Return the material word for word. Do not include the pictures.

*** Entries

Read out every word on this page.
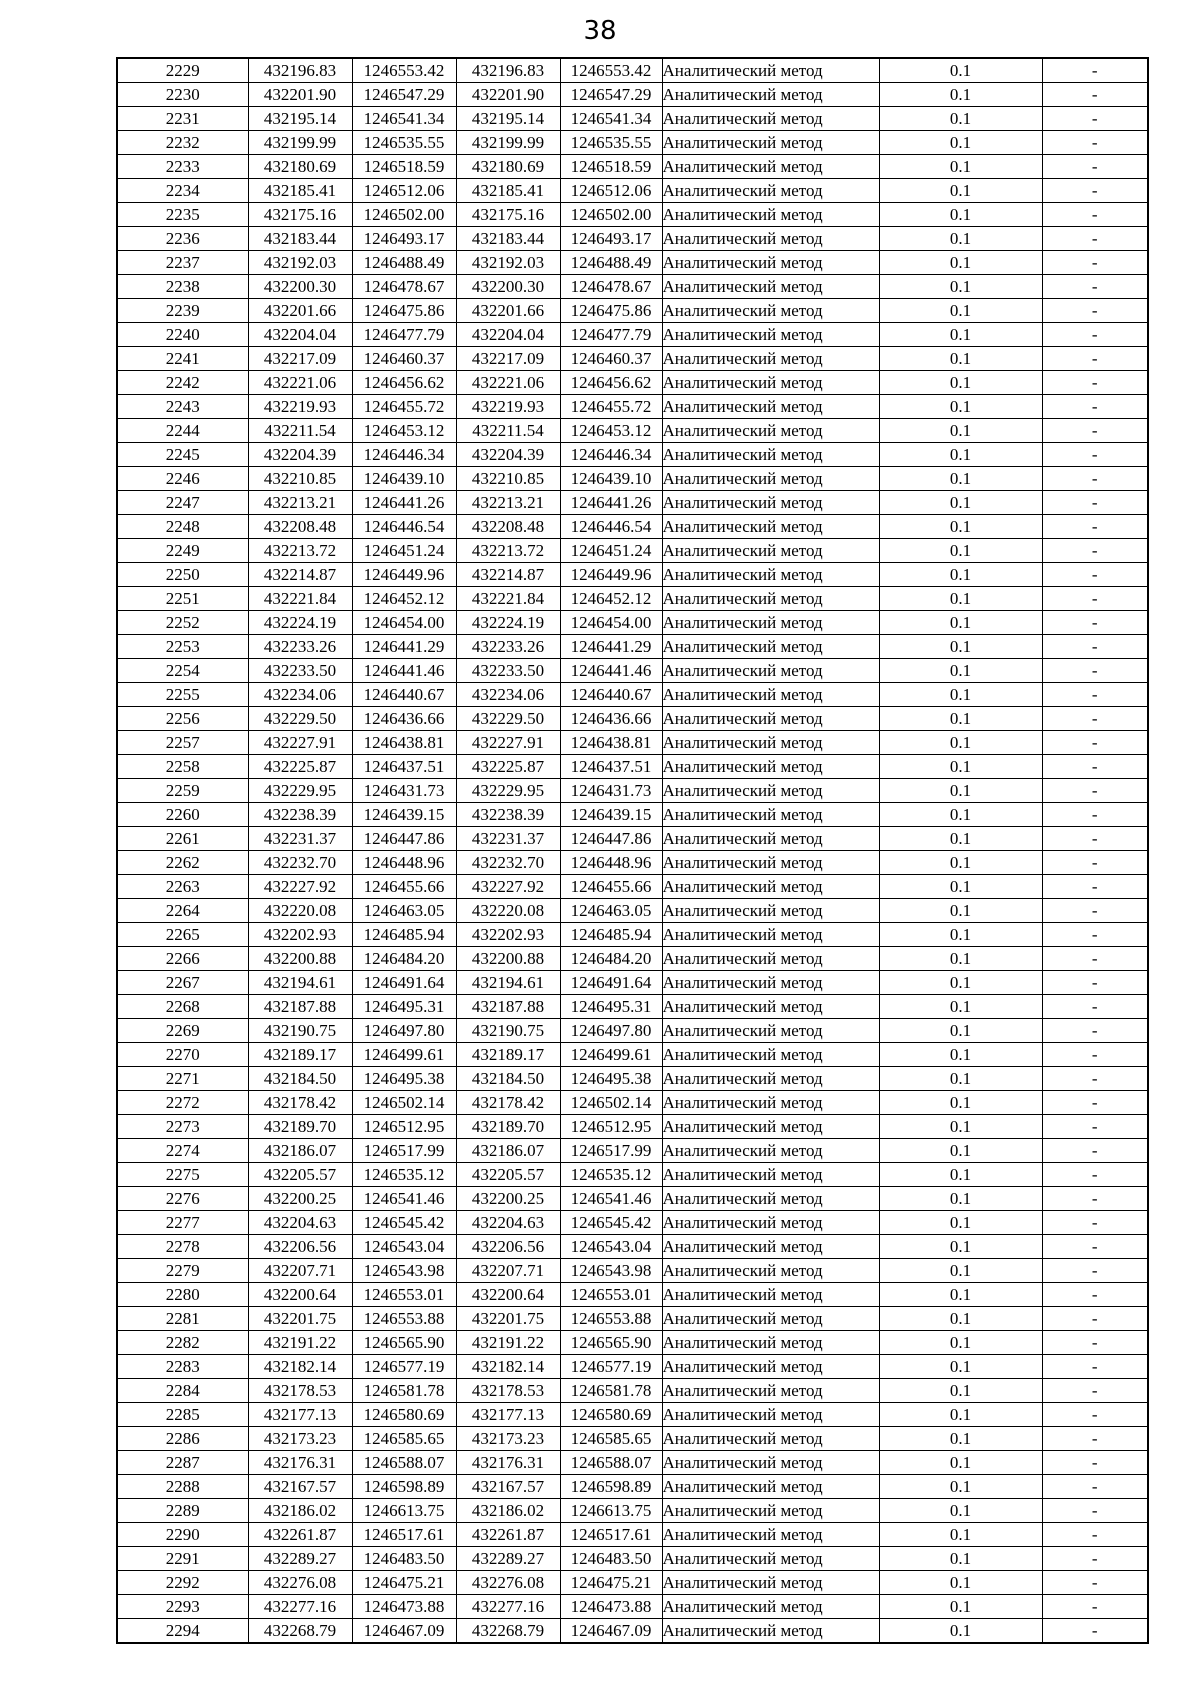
38
2229	432196.83	1246553.42	432196.83	1246553.42	Аналитический метод	0.1	-
2230	432201.90	1246547.29	432201.90	1246547.29	Аналитический метод	0.1	-
2231	432195.14	1246541.34	432195.14	1246541.34	Аналитический метод	0.1	-
2232	432199.99	1246535.55	432199.99	1246535.55	Аналитический метод	0.1	-
2233	432180.69	1246518.59	432180.69	1246518.59	Аналитический метод	0.1	-
2234	432185.41	1246512.06	432185.41	1246512.06	Аналитический метод	0.1	-
2235	432175.16	1246502.00	432175.16	1246502.00	Аналитический метод	0.1	-
2236	432183.44	1246493.17	432183.44	1246493.17	Аналитический метод	0.1	-
2237	432192.03	1246488.49	432192.03	1246488.49	Аналитический метод	0.1	-
2238	432200.30	1246478.67	432200.30	1246478.67	Аналитический метод	0.1	-
2239	432201.66	1246475.86	432201.66	1246475.86	Аналитический метод	0.1	-
2240	432204.04	1246477.79	432204.04	1246477.79	Аналитический метод	0.1	-
2241	432217.09	1246460.37	432217.09	1246460.37	Аналитический метод	0.1	-
2242	432221.06	1246456.62	432221.06	1246456.62	Аналитический метод	0.1	-
2243	432219.93	1246455.72	432219.93	1246455.72	Аналитический метод	0.1	-
2244	432211.54	1246453.12	432211.54	1246453.12	Аналитический метод	0.1	-
2245	432204.39	1246446.34	432204.39	1246446.34	Аналитический метод	0.1	-
2246	432210.85	1246439.10	432210.85	1246439.10	Аналитический метод	0.1	-
2247	432213.21	1246441.26	432213.21	1246441.26	Аналитический метод	0.1	-
2248	432208.48	1246446.54	432208.48	1246446.54	Аналитический метод	0.1	-
2249	432213.72	1246451.24	432213.72	1246451.24	Аналитический метод	0.1	-
2250	432214.87	1246449.96	432214.87	1246449.96	Аналитический метод	0.1	-
2251	432221.84	1246452.12	432221.84	1246452.12	Аналитический метод	0.1	-
2252	432224.19	1246454.00	432224.19	1246454.00	Аналитический метод	0.1	-
2253	432233.26	1246441.29	432233.26	1246441.29	Аналитический метод	0.1	-
2254	432233.50	1246441.46	432233.50	1246441.46	Аналитический метод	0.1	-
2255	432234.06	1246440.67	432234.06	1246440.67	Аналитический метод	0.1	-
2256	432229.50	1246436.66	432229.50	1246436.66	Аналитический метод	0.1	-
2257	432227.91	1246438.81	432227.91	1246438.81	Аналитический метод	0.1	-
2258	432225.87	1246437.51	432225.87	1246437.51	Аналитический метод	0.1	-
2259	432229.95	1246431.73	432229.95	1246431.73	Аналитический метод	0.1	-
2260	432238.39	1246439.15	432238.39	1246439.15	Аналитический метод	0.1	-
2261	432231.37	1246447.86	432231.37	1246447.86	Аналитический метод	0.1	-
2262	432232.70	1246448.96	432232.70	1246448.96	Аналитический метод	0.1	-
2263	432227.92	1246455.66	432227.92	1246455.66	Аналитический метод	0.1	-
2264	432220.08	1246463.05	432220.08	1246463.05	Аналитический метод	0.1	-
2265	432202.93	1246485.94	432202.93	1246485.94	Аналитический метод	0.1	-
2266	432200.88	1246484.20	432200.88	1246484.20	Аналитический метод	0.1	-
2267	432194.61	1246491.64	432194.61	1246491.64	Аналитический метод	0.1	-
2268	432187.88	1246495.31	432187.88	1246495.31	Аналитический метод	0.1	-
2269	432190.75	1246497.80	432190.75	1246497.80	Аналитический метод	0.1	-
2270	432189.17	1246499.61	432189.17	1246499.61	Аналитический метод	0.1	-
2271	432184.50	1246495.38	432184.50	1246495.38	Аналитический метод	0.1	-
2272	432178.42	1246502.14	432178.42	1246502.14	Аналитический метод	0.1	-
2273	432189.70	1246512.95	432189.70	1246512.95	Аналитический метод	0.1	-
2274	432186.07	1246517.99	432186.07	1246517.99	Аналитический метод	0.1	-
2275	432205.57	1246535.12	432205.57	1246535.12	Аналитический метод	0.1	-
2276	432200.25	1246541.46	432200.25	1246541.46	Аналитический метод	0.1	-
2277	432204.63	1246545.42	432204.63	1246545.42	Аналитический метод	0.1	-
2278	432206.56	1246543.04	432206.56	1246543.04	Аналитический метод	0.1	-
2279	432207.71	1246543.98	432207.71	1246543.98	Аналитический метод	0.1	-
2280	432200.64	1246553.01	432200.64	1246553.01	Аналитический метод	0.1	-
2281	432201.75	1246553.88	432201.75	1246553.88	Аналитический метод	0.1	-
2282	432191.22	1246565.90	432191.22	1246565.90	Аналитический метод	0.1	-
2283	432182.14	1246577.19	432182.14	1246577.19	Аналитический метод	0.1	-
2284	432178.53	1246581.78	432178.53	1246581.78	Аналитический метод	0.1	-
2285	432177.13	1246580.69	432177.13	1246580.69	Аналитический метод	0.1	-
2286	432173.23	1246585.65	432173.23	1246585.65	Аналитический метод	0.1	-
2287	432176.31	1246588.07	432176.31	1246588.07	Аналитический метод	0.1	-
2288	432167.57	1246598.89	432167.57	1246598.89	Аналитический метод	0.1	-
2289	432186.02	1246613.75	432186.02	1246613.75	Аналитический метод	0.1	-
2290	432261.87	1246517.61	432261.87	1246517.61	Аналитический метод	0.1	-
2291	432289.27	1246483.50	432289.27	1246483.50	Аналитический метод	0.1	-
2292	432276.08	1246475.21	432276.08	1246475.21	Аналитический метод	0.1	-
2293	432277.16	1246473.88	432277.16	1246473.88	Аналитический метод	0.1	-
2294	432268.79	1246467.09	432268.79	1246467.09	Аналитический метод	0.1	-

******

** Output for this exercise **
Read out every word on this page.
38
2229	432196.83	1246553.42	432196.83	1246553.42	Аналитический метод	0.1	-
2230	432201.90	1246547.29	432201.90	1246547.29	Аналитический метод	0.1	-
2231	432195.14	1246541.34	432195.14	1246541.34	Аналитический метод	0.1	-
2232	432199.99	1246535.55	432199.99	1246535.55	Аналитический метод	0.1	-
2233	432180.69	1246518.59	432180.69	1246518.59	Аналитический метод	0.1	-
2234	432185.41	1246512.06	432185.41	1246512.06	Аналитический метод	0.1	-
2235	432175.16	1246502.00	432175.16	1246502.00	Аналитический метод	0.1	-
2236	432183.44	1246493.17	432183.44	1246493.17	Аналитический метод	0.1	-
2237	432192.03	1246488.49	432192.03	1246488.49	Аналитический метод	0.1	-
2238	432200.30	1246478.67	432200.30	1246478.67	Аналитический метод	0.1	-
2239	432201.66	1246475.86	432201.66	1246475.86	Аналитический метод	0.1	-
2240	432204.04	1246477.79	432204.04	1246477.79	Аналитический метод	0.1	-
2241	432217.09	1246460.37	432217.09	1246460.37	Аналитический метод	0.1	-
2242	432221.06	1246456.62	432221.06	1246456.62	Аналитический метод	0.1	-
2243	432219.93	1246455.72	432219.93	1246455.72	Аналитический метод	0.1	-
2244	432211.54	1246453.12	432211.54	1246453.12	Аналитический метод	0.1	-
2245	432204.39	1246446.34	432204.39	1246446.34	Аналитический метод	0.1	-
2246	432210.85	1246439.10	432210.85	1246439.10	Аналитический метод	0.1	-
2247	432213.21	1246441.26	432213.21	1246441.26	Аналитический метод	0.1	-
2248	432208.48	1246446.54	432208.48	1246446.54	Аналитический метод	0.1	-
2249	432213.72	1246451.24	432213.72	1246451.24	Аналитический метод	0.1	-
2250	432214.87	1246449.96	432214.87	1246449.96	Аналитический метод	0.1	-
2251	432221.84	1246452.12	432221.84	1246452.12	Аналитический метод	0.1	-
2252	432224.19	1246454.00	432224.19	1246454.00	Аналитический метод	0.1	-
2253	432233.26	1246441.29	432233.26	1246441.29	Аналитический метод	0.1	-
2254	432233.50	1246441.46	432233.50	1246441.46	Аналитический метод	0.1	-
2255	432234.06	1246440.67	432234.06	1246440.67	Аналитический метод	0.1	-
2256	432229.50	1246436.66	432229.50	1246436.66	Аналитический метод	0.1	-
2257	432227.91	1246438.81	432227.91	1246438.81	Аналитический метод	0.1	-
2258	432225.87	1246437.51	432225.87	1246437.51	Аналитический метод	0.1	-
2259	432229.95	1246431.73	432229.95	1246431.73	Аналитический метод	0.1	-
2260	432238.39	1246439.15	432238.39	1246439.15	Аналитический метод	0.1	-
2261	432231.37	1246447.86	432231.37	1246447.86	Аналитический метод	0.1	-
2262	432232.70	1246448.96	432232.70	1246448.96	Аналитический метод	0.1	-
2263	432227.92	1246455.66	432227.92	1246455.66	Аналитический метод	0.1	-
2264	432220.08	1246463.05	432220.08	1246463.05	Аналитический метод	0.1	-
2265	432202.93	1246485.94	432202.93	1246485.94	Аналитический метод	0.1	-
2266	432200.88	1246484.20	432200.88	1246484.20	Аналитический метод	0.1	-
2267	432194.61	1246491.64	432194.61	1246491.64	Аналитический метод	0.1	-
2268	432187.88	1246495.31	432187.88	1246495.31	Аналитический метод	0.1	-
2269	432190.75	1246497.80	432190.75	1246497.80	Аналитический метод	0.1	-
2270	432189.17	1246499.61	432189.17	1246499.61	Аналитический метод	0.1	-
2271	432184.50	1246495.38	432184.50	1246495.38	Аналитический метод	0.1	-
2272	432178.42	1246502.14	432178.42	1246502.14	Аналитический метод	0.1	-
2273	432189.70	1246512.95	432189.70	1246512.95	Аналитический метод	0.1	-
2274	432186.07	1246517.99	432186.07	1246517.99	Аналитический метод	0.1	-
2275	432205.57	1246535.12	432205.57	1246535.12	Аналитический метод	0.1	-
2276	432200.25	1246541.46	432200.25	1246541.46	Аналитический метод	0.1	-
2277	432204.63	1246545.42	432204.63	1246545.42	Аналитический метод	0.1	-
2278	432206.56	1246543.04	432206.56	1246543.04	Аналитический метод	0.1	-
2279	432207.71	1246543.98	432207.71	1246543.98	Аналитический метод	0.1	-
2280	432200.64	1246553.01	432200.64	1246553.01	Аналитический метод	0.1	-
2281	432201.75	1246553.88	432201.75	1246553.88	Аналитический метод	0.1	-
2282	432191.22	1246565.90	432191.22	1246565.90	Аналитический метод	0.1	-
2283	432182.14	1246577.19	432182.14	1246577.19	Аналитический метод	0.1	-
2284	432178.53	1246581.78	432178.53	1246581.78	Аналитический метод	0.1	-
2285	432177.13	1246580.69	432177.13	1246580.69	Аналитический метод	0.1	-
2286	432173.23	1246585.65	432173.23	1246585.65	Аналитический метод	0.1	-
2287	432176.31	1246588.07	432176.31	1246588.07	Аналитический метод	0.1	-
2288	432167.57	1246598.89	432167.57	1246598.89	Аналитический метод	0.1	-
2289	432186.02	1246613.75	432186.02	1246613.75	Аналитический метод	0.1	-
2290	432261.87	1246517.61	432261.87	1246517.61	Аналитический метод	0.1	-
2291	432289.27	1246483.50	432289.27	1246483.50	Аналитический метод	0.1	-
2292	432276.08	1246475.21	432276.08	1246475.21	Аналитический метод	0.1	-
2293	432277.16	1246473.88	432277.16	1246473.88	Аналитический метод	0.1	-
2294	432268.79	1246467.09	432268.79	1246467.09	Аналитический метод	0.1	-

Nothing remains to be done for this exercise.